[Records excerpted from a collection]
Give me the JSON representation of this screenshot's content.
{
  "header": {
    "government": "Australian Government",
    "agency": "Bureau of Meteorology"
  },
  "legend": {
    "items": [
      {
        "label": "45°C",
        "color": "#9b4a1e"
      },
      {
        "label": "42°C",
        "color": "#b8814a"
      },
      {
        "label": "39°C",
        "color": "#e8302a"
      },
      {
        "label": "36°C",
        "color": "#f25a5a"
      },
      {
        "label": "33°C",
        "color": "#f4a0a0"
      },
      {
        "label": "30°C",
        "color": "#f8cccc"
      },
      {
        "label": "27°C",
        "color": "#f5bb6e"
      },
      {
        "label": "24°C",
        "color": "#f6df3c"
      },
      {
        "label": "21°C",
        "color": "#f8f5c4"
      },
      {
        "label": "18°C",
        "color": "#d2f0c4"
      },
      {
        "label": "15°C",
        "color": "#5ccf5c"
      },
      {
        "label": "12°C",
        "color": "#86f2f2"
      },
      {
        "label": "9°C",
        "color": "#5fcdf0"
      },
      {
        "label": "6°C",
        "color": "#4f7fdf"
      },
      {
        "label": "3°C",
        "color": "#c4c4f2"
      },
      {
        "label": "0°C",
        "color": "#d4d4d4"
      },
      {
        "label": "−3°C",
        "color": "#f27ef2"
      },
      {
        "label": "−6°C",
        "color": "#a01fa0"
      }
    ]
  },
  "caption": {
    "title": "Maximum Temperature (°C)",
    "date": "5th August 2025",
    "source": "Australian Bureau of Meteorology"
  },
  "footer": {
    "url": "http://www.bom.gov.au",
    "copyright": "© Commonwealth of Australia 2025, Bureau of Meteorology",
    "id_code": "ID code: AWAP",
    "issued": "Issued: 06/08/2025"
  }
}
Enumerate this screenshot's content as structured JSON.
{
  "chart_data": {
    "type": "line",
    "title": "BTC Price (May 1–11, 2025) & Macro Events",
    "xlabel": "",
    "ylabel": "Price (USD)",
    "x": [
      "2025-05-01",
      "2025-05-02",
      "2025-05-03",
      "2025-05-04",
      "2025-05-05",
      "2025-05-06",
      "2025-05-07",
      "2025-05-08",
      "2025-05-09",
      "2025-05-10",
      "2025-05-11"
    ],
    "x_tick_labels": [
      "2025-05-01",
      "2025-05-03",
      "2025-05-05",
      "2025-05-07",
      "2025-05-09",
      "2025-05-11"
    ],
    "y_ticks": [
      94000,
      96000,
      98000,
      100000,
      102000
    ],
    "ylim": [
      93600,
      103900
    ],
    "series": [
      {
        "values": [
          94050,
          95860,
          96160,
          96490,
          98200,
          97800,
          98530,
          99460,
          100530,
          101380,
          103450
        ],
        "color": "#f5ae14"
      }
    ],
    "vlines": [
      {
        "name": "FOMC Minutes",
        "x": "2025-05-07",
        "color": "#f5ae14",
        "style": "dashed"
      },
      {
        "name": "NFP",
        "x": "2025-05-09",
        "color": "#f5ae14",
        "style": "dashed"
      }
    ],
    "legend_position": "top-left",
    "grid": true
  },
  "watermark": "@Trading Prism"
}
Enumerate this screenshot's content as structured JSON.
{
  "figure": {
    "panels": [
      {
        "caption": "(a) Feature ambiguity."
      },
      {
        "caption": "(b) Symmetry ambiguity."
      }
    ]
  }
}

--

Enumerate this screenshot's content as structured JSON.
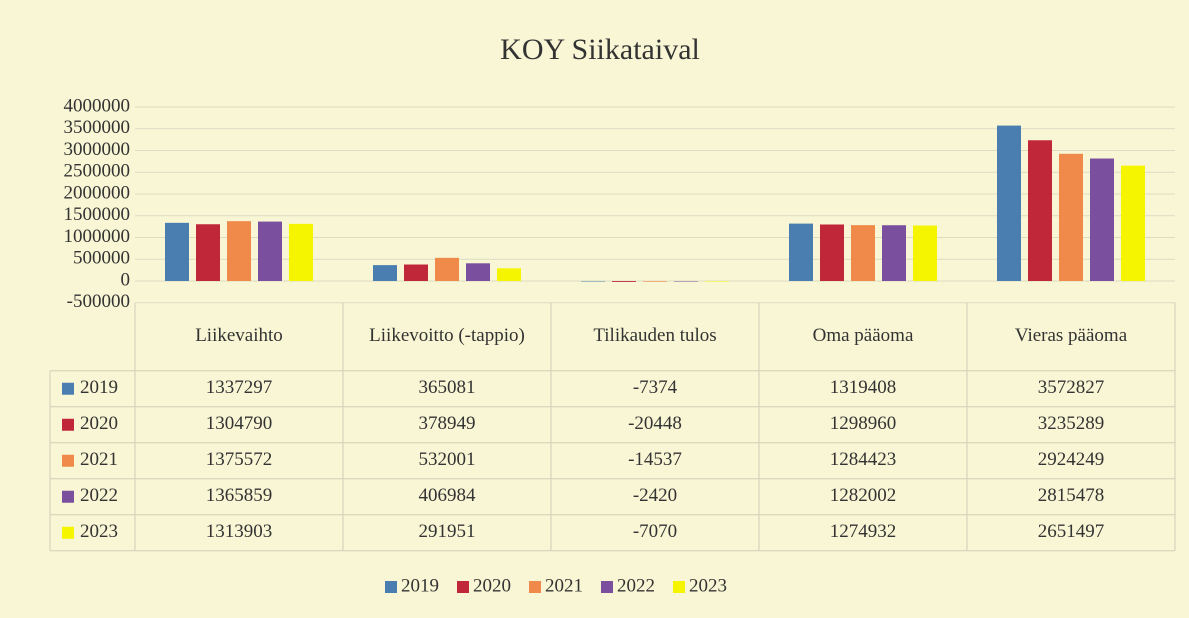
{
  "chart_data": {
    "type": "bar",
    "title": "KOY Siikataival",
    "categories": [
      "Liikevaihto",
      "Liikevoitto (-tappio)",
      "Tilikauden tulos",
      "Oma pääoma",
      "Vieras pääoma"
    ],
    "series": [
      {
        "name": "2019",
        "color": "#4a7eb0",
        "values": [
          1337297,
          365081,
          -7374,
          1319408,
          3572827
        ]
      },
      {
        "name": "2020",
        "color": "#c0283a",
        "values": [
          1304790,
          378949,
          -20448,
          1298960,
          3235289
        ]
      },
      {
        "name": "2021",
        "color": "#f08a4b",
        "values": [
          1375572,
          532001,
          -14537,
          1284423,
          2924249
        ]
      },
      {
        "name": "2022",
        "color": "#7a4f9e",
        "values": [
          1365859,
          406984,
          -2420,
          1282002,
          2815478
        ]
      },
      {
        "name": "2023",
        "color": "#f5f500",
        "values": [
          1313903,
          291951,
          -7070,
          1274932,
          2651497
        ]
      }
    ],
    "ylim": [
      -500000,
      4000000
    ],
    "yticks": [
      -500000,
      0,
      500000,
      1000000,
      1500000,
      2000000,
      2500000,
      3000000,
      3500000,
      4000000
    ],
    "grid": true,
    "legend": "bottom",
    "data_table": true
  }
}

--

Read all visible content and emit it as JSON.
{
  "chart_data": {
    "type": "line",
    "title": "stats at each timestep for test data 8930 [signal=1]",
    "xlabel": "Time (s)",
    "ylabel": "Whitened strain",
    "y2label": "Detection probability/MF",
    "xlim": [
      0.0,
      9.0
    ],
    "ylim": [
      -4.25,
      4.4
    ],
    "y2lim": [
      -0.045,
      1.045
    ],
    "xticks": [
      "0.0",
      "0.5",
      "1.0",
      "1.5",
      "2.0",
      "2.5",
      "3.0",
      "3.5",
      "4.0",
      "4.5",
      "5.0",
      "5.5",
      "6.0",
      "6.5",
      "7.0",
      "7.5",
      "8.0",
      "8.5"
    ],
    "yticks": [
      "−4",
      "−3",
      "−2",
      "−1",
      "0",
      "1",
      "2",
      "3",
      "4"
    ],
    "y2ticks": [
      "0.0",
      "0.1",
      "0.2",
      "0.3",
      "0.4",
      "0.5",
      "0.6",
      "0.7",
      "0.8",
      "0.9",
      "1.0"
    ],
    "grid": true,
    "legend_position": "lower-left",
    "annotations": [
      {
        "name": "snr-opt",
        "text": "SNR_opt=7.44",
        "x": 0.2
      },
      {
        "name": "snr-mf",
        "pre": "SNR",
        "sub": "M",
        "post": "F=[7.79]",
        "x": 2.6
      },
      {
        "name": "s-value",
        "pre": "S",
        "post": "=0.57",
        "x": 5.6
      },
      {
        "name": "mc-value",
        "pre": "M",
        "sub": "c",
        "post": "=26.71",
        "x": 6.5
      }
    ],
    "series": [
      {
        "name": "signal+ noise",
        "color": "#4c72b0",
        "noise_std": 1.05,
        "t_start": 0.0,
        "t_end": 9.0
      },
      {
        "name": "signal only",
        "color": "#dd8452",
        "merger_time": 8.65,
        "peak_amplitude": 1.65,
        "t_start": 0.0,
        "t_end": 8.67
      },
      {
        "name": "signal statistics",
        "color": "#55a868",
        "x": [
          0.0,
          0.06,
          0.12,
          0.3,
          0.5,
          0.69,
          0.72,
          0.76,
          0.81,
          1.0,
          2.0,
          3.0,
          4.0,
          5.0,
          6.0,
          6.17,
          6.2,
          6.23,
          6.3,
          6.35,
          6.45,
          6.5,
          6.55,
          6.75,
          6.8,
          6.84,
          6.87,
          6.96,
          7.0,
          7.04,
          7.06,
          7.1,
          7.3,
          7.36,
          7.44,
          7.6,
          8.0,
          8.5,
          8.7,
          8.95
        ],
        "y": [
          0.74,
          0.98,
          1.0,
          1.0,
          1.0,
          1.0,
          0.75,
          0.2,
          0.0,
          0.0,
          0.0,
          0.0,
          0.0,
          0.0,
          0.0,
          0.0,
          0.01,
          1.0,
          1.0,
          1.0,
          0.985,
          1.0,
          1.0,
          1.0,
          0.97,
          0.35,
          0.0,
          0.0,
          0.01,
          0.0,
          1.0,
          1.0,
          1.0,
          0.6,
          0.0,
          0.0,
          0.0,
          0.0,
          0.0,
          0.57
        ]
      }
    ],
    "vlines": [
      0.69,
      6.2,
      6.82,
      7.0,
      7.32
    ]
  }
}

- **Stated goal**: Search the data for "ambiguity". Copy every line that has it.

- **Correct result**:
        "caption": "(a) Feature ambiguity."
        "caption": "(b) Symmetry ambiguity."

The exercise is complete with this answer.